Data entries

● ● ●

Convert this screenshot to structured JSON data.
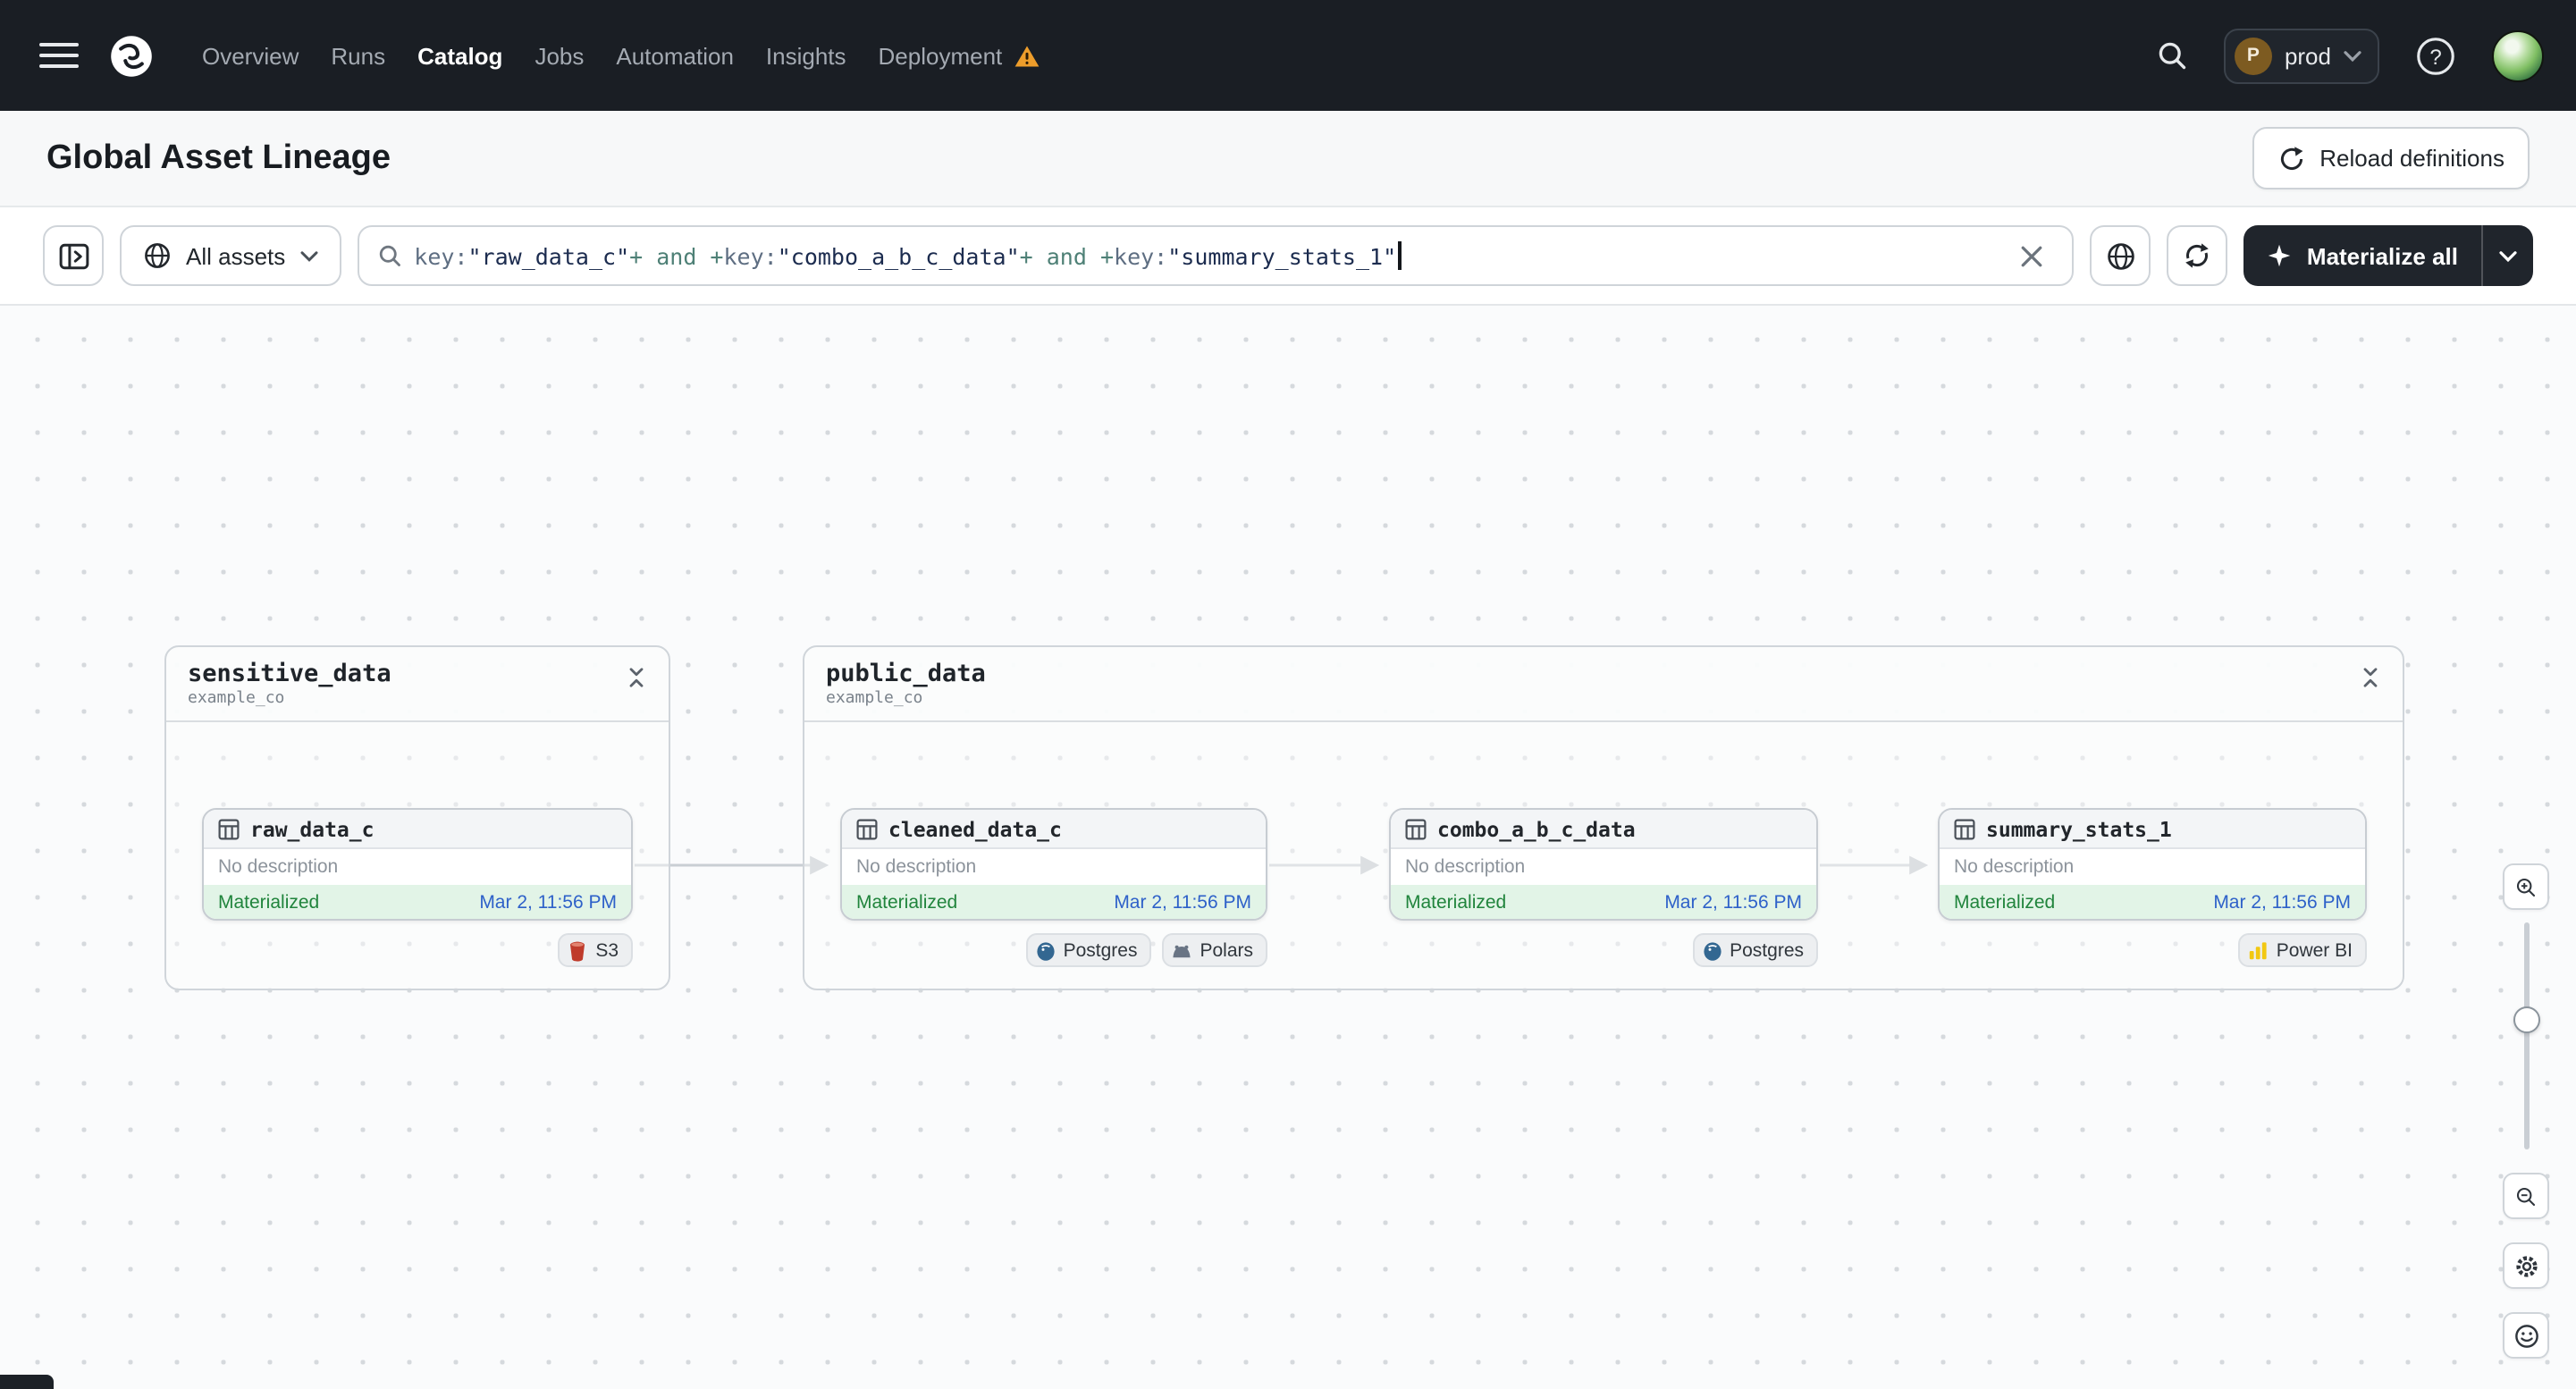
{
  "nav": {
    "items": [
      {
        "label": "Overview"
      },
      {
        "label": "Runs"
      },
      {
        "label": "Catalog"
      },
      {
        "label": "Jobs"
      },
      {
        "label": "Automation"
      },
      {
        "label": "Insights"
      },
      {
        "label": "Deployment"
      }
    ],
    "active_item": "Catalog",
    "deployment_switcher": {
      "avatar_letter": "P",
      "label": "prod"
    },
    "help_glyph": "?"
  },
  "header": {
    "title": "Global Asset Lineage",
    "reload_button_label": "Reload definitions"
  },
  "toolbar": {
    "scope_button_label": "All assets",
    "query_segments": [
      {
        "type": "key",
        "text": "key:"
      },
      {
        "type": "value",
        "text": "\"raw_data_c\""
      },
      {
        "type": "op",
        "text": "+ and +"
      },
      {
        "type": "key",
        "text": "key:"
      },
      {
        "type": "value",
        "text": "\"combo_a_b_c_data\""
      },
      {
        "type": "op",
        "text": "+ and +"
      },
      {
        "type": "key",
        "text": "key:"
      },
      {
        "type": "value",
        "text": "\"summary_stats_1\""
      }
    ],
    "materialize_button_label": "Materialize all"
  },
  "lineage": {
    "groups": [
      {
        "name": "sensitive_data",
        "location": "example_co",
        "assets": [
          {
            "name": "raw_data_c",
            "description": "No description",
            "status": "Materialized",
            "materialized_at": "Mar 2, 11:56 PM",
            "tags": [
              {
                "label": "S3"
              }
            ]
          }
        ]
      },
      {
        "name": "public_data",
        "location": "example_co",
        "assets": [
          {
            "name": "cleaned_data_c",
            "description": "No description",
            "status": "Materialized",
            "materialized_at": "Mar 2, 11:56 PM",
            "tags": [
              {
                "label": "Postgres"
              },
              {
                "label": "Polars"
              }
            ]
          },
          {
            "name": "combo_a_b_c_data",
            "description": "No description",
            "status": "Materialized",
            "materialized_at": "Mar 2, 11:56 PM",
            "tags": [
              {
                "label": "Postgres"
              }
            ]
          },
          {
            "name": "summary_stats_1",
            "description": "No description",
            "status": "Materialized",
            "materialized_at": "Mar 2, 11:56 PM",
            "tags": [
              {
                "label": "Power BI"
              }
            ]
          }
        ]
      }
    ]
  },
  "colors": {
    "nav_bg": "#1A1E24",
    "warning": "#ED9D2B",
    "materialized_bg": "#E2F4E7",
    "materialized_text": "#20843C",
    "timestamp_link": "#2E61C9",
    "query_key": "#5E6E82",
    "query_value": "#1C2C4F",
    "query_op": "#4E8076",
    "s3": "#BF3B2B",
    "postgres": "#336791",
    "power_bi": "#F2C811"
  }
}
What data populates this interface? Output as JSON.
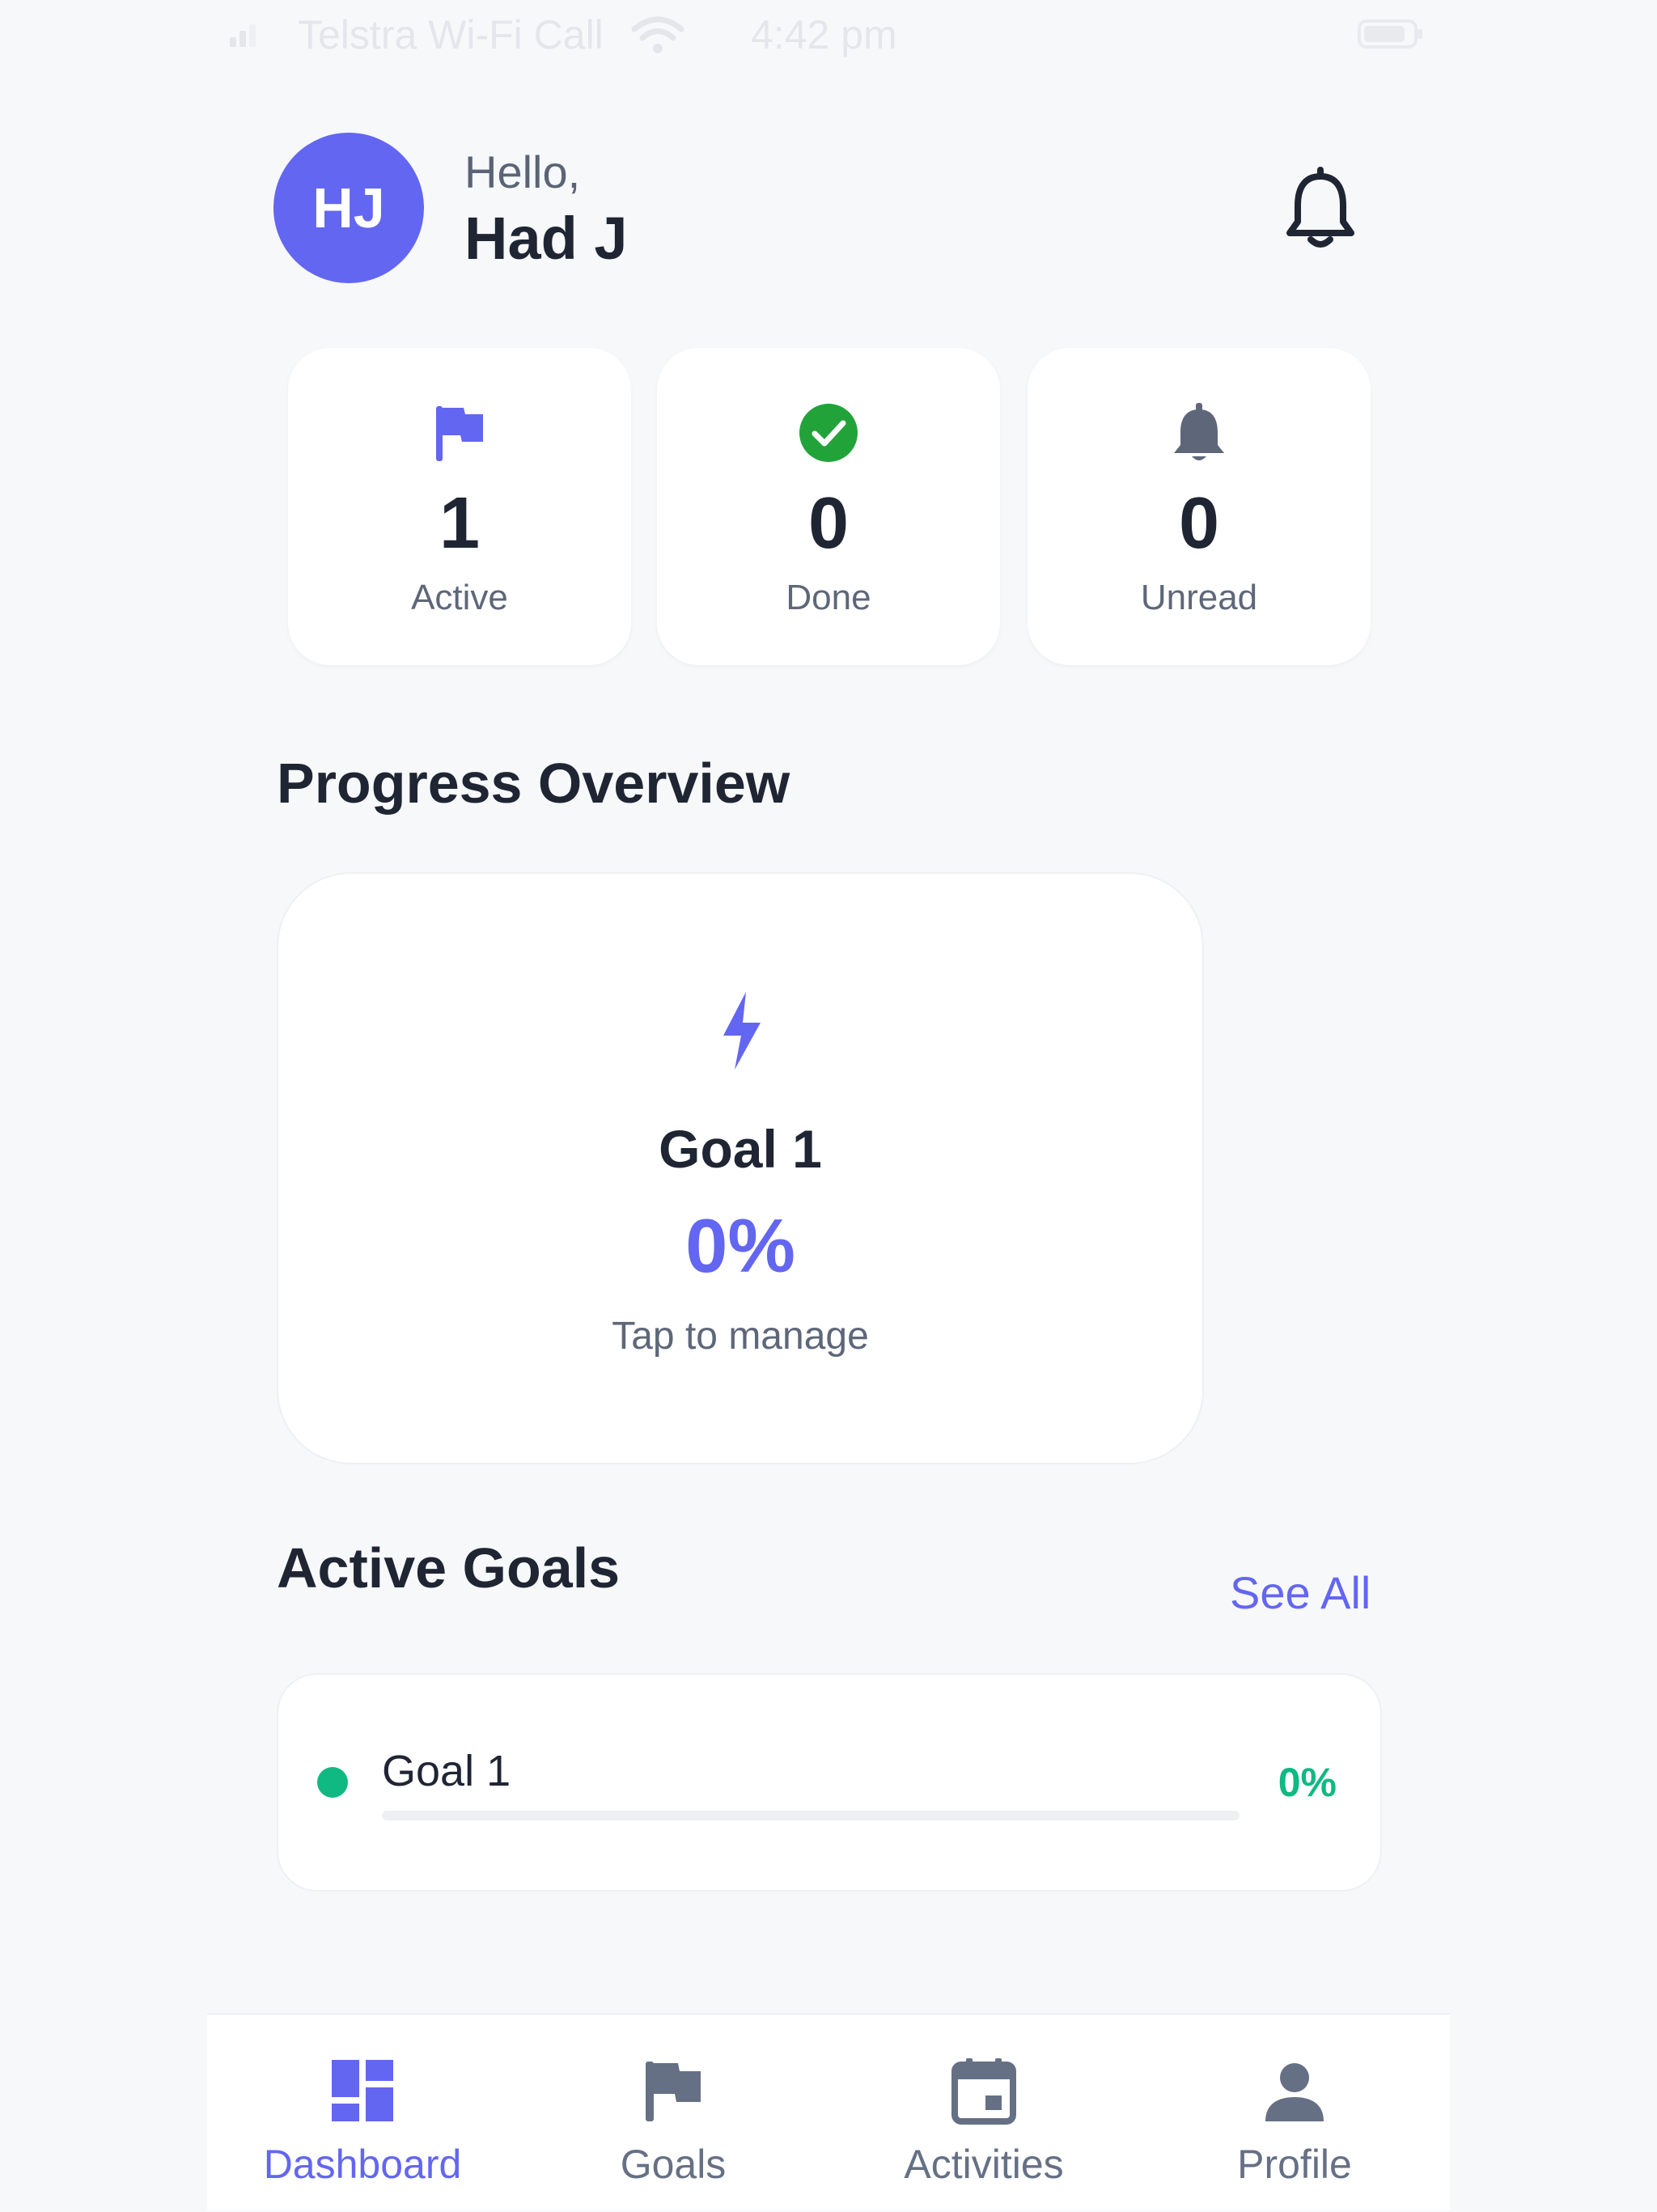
{
  "status_bar": {
    "carrier": "Telstra Wi-Fi Call",
    "time": "4:42 pm"
  },
  "header": {
    "avatar_initials": "HJ",
    "greeting": "Hello,",
    "user_name": "Had J",
    "notification_icon": "bell-icon"
  },
  "stats": [
    {
      "icon": "flag-icon",
      "value": "1",
      "label": "Active",
      "color": "#6366f1"
    },
    {
      "icon": "check-circle-icon",
      "value": "0",
      "label": "Done",
      "color": "#22a33a"
    },
    {
      "icon": "bell-icon",
      "value": "0",
      "label": "Unread",
      "color": "#5e6779"
    }
  ],
  "progress_overview": {
    "title": "Progress Overview",
    "card": {
      "icon": "bolt-icon",
      "goal_name": "Goal 1",
      "percent": "0%",
      "hint": "Tap to manage"
    }
  },
  "active_goals": {
    "title": "Active Goals",
    "see_all": "See All",
    "items": [
      {
        "name": "Goal 1",
        "percent": "0%",
        "progress": 0,
        "status_color": "#10b981"
      }
    ]
  },
  "bottom_nav": {
    "items": [
      {
        "label": "Dashboard",
        "icon": "dashboard-icon",
        "active": true
      },
      {
        "label": "Goals",
        "icon": "flag-icon",
        "active": false
      },
      {
        "label": "Activities",
        "icon": "calendar-icon",
        "active": false
      },
      {
        "label": "Profile",
        "icon": "person-icon",
        "active": false
      }
    ]
  },
  "colors": {
    "accent": "#6366f1",
    "success": "#10b981",
    "background": "#f7f8fa"
  }
}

● ● ●

Omit every picture, then reproduce the rest of the listing exactly.

Convert this screenshot to structured JSON data.
{
  "nav": {
    "items": [
      {
        "label": "Overview"
      },
      {
        "label": "Runs"
      },
      {
        "label": "Catalog"
      },
      {
        "label": "Jobs"
      },
      {
        "label": "Automation"
      },
      {
        "label": "Insights"
      },
      {
        "label": "Deployment"
      }
    ],
    "active_item": "Catalog",
    "deployment_switcher": {
      "avatar_letter": "P",
      "label": "prod"
    },
    "help_glyph": "?"
  },
  "header": {
    "title": "Global Asset Lineage",
    "reload_button_label": "Reload definitions"
  },
  "toolbar": {
    "scope_button_label": "All assets",
    "query_segments": [
      {
        "type": "key",
        "text": "key:"
      },
      {
        "type": "value",
        "text": "\"raw_data_c\""
      },
      {
        "type": "op",
        "text": "+ and +"
      },
      {
        "type": "key",
        "text": "key:"
      },
      {
        "type": "value",
        "text": "\"combo_a_b_c_data\""
      },
      {
        "type": "op",
        "text": "+ and +"
      },
      {
        "type": "key",
        "text": "key:"
      },
      {
        "type": "value",
        "text": "\"summary_stats_1\""
      }
    ],
    "materialize_button_label": "Materialize all"
  },
  "lineage": {
    "groups": [
      {
        "name": "sensitive_data",
        "location": "example_co",
        "assets": [
          {
            "name": "raw_data_c",
            "description": "No description",
            "status": "Materialized",
            "materialized_at": "Mar 2, 11:56 PM",
            "tags": [
              {
                "label": "S3"
              }
            ]
          }
        ]
      },
      {
        "name": "public_data",
        "location": "example_co",
        "assets": [
          {
            "name": "cleaned_data_c",
            "description": "No description",
            "status": "Materialized",
            "materialized_at": "Mar 2, 11:56 PM",
            "tags": [
              {
                "label": "Postgres"
              },
              {
                "label": "Polars"
              }
            ]
          },
          {
            "name": "combo_a_b_c_data",
            "description": "No description",
            "status": "Materialized",
            "materialized_at": "Mar 2, 11:56 PM",
            "tags": [
              {
                "label": "Postgres"
              }
            ]
          },
          {
            "name": "summary_stats_1",
            "description": "No description",
            "status": "Materialized",
            "materialized_at": "Mar 2, 11:56 PM",
            "tags": [
              {
                "label": "Power BI"
              }
            ]
          }
        ]
      }
    ]
  },
  "colors": {
    "nav_bg": "#1A1E24",
    "warning": "#ED9D2B",
    "materialized_bg": "#E2F4E7",
    "materialized_text": "#20843C",
    "timestamp_link": "#2E61C9",
    "query_key": "#5E6E82",
    "query_value": "#1C2C4F",
    "query_op": "#4E8076",
    "s3": "#BF3B2B",
    "postgres": "#336791",
    "power_bi": "#F2C811"
  }
}
What data populates this interface? Output as JSON.
{
  "status_bar": {
    "carrier": "Telstra Wi-Fi Call",
    "time": "4:42 pm"
  },
  "header": {
    "avatar_initials": "HJ",
    "greeting": "Hello,",
    "user_name": "Had J",
    "notification_icon": "bell-icon"
  },
  "stats": [
    {
      "icon": "flag-icon",
      "value": "1",
      "label": "Active",
      "color": "#6366f1"
    },
    {
      "icon": "check-circle-icon",
      "value": "0",
      "label": "Done",
      "color": "#22a33a"
    },
    {
      "icon": "bell-icon",
      "value": "0",
      "label": "Unread",
      "color": "#5e6779"
    }
  ],
  "progress_overview": {
    "title": "Progress Overview",
    "card": {
      "icon": "bolt-icon",
      "goal_name": "Goal 1",
      "percent": "0%",
      "hint": "Tap to manage"
    }
  },
  "active_goals": {
    "title": "Active Goals",
    "see_all": "See All",
    "items": [
      {
        "name": "Goal 1",
        "percent": "0%",
        "progress": 0,
        "status_color": "#10b981"
      }
    ]
  },
  "bottom_nav": {
    "items": [
      {
        "label": "Dashboard",
        "icon": "dashboard-icon",
        "active": true
      },
      {
        "label": "Goals",
        "icon": "flag-icon",
        "active": false
      },
      {
        "label": "Activities",
        "icon": "calendar-icon",
        "active": false
      },
      {
        "label": "Profile",
        "icon": "person-icon",
        "active": false
      }
    ]
  },
  "colors": {
    "accent": "#6366f1",
    "success": "#10b981",
    "background": "#f7f8fa"
  }
}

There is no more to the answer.